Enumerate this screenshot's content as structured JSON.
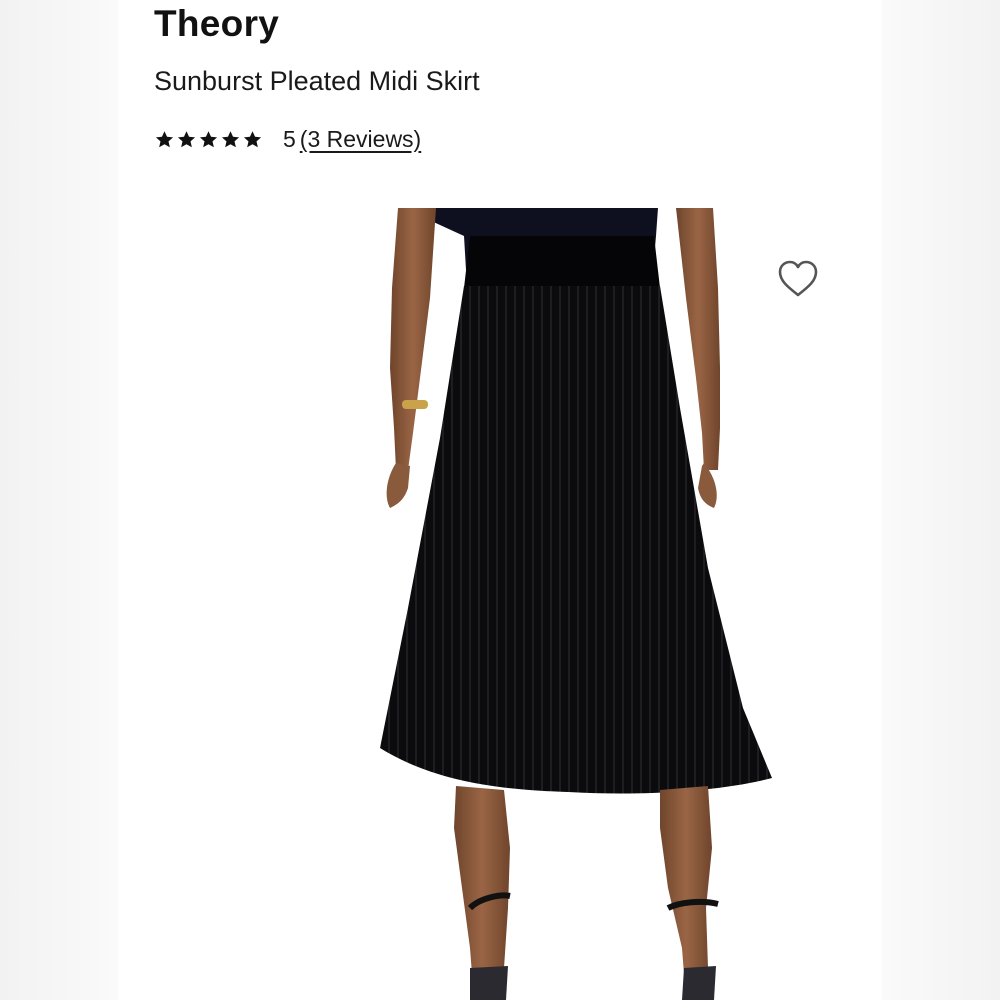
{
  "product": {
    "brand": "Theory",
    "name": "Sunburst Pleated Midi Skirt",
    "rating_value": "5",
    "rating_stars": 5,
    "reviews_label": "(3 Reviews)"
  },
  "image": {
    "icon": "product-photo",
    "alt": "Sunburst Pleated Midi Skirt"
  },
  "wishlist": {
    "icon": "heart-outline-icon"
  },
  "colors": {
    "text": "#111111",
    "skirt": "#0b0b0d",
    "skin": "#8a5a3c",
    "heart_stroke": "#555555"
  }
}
-- -- --
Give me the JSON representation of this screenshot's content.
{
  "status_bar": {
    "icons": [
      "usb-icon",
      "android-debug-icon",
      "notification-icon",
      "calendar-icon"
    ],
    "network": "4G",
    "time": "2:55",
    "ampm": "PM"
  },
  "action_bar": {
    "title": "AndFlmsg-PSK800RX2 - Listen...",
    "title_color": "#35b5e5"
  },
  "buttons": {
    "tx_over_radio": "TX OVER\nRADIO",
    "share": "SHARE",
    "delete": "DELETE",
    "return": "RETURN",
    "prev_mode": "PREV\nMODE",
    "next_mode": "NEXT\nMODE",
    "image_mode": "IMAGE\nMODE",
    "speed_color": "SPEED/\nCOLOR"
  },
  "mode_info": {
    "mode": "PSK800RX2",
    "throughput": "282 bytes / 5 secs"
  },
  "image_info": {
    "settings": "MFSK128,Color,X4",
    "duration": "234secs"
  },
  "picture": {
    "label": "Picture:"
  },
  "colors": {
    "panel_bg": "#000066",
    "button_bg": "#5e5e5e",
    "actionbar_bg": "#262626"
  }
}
-- -- --
PROBLEM: From the listing above, pick out every line containing "Midi".

SOLUTION:
    "name": "Sunburst Pleated Midi Skirt",
    "alt": "Sunburst Pleated Midi Skirt"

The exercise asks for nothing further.